■ Figure content listings ■
--

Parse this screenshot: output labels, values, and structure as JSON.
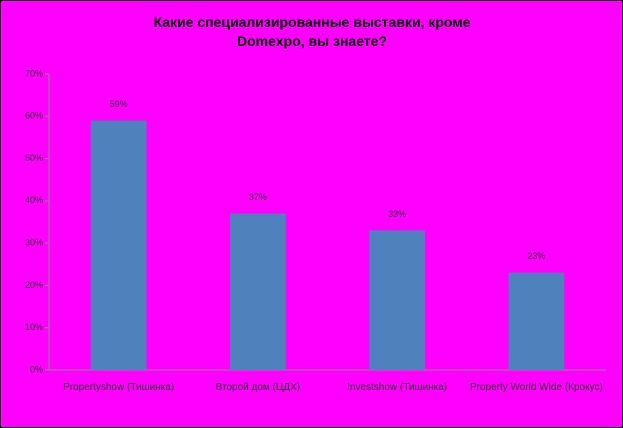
{
  "chart_data": {
    "type": "bar",
    "title": "Какие специализированные выставки, кроме Domexpo, вы знаете?",
    "categories": [
      "Propertyshow (Тишинка)",
      "Второй дом (ЦДХ)",
      "Investshow (Тишинка)",
      "Property World Wide (Крокус)"
    ],
    "values": [
      59,
      37,
      33,
      23
    ],
    "value_labels": [
      "59%",
      "37%",
      "33%",
      "23%"
    ],
    "color": "#4f81bd",
    "ylim": [
      0,
      70
    ],
    "yticks": [
      {
        "value": 0,
        "label": "0%"
      },
      {
        "value": 10,
        "label": "10%"
      },
      {
        "value": 20,
        "label": "20%"
      },
      {
        "value": 30,
        "label": "30%"
      },
      {
        "value": 40,
        "label": "40%"
      },
      {
        "value": 50,
        "label": "50%"
      },
      {
        "value": 60,
        "label": "60%"
      },
      {
        "value": 70,
        "label": "70%"
      }
    ],
    "grid": false
  }
}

--

■ Your instructions ■
Your task is to transcribe all of the records precisely, with no images included.

■ Answer to the exercise ■
Parse this screenshot: output labels, values, and structure as JSON.
{
  "chart_data": {
    "type": "bar",
    "title": "Какие специализированные выставки, кроме Domexpo, вы знаете?",
    "categories": [
      "Propertyshow (Тишинка)",
      "Второй дом (ЦДХ)",
      "Investshow (Тишинка)",
      "Property World Wide (Крокус)"
    ],
    "values": [
      59,
      37,
      33,
      23
    ],
    "value_labels": [
      "59%",
      "37%",
      "33%",
      "23%"
    ],
    "color": "#4f81bd",
    "ylim": [
      0,
      70
    ],
    "yticks": [
      {
        "value": 0,
        "label": "0%"
      },
      {
        "value": 10,
        "label": "10%"
      },
      {
        "value": 20,
        "label": "20%"
      },
      {
        "value": 30,
        "label": "30%"
      },
      {
        "value": 40,
        "label": "40%"
      },
      {
        "value": 50,
        "label": "50%"
      },
      {
        "value": 60,
        "label": "60%"
      },
      {
        "value": 70,
        "label": "70%"
      }
    ],
    "grid": false
  }
}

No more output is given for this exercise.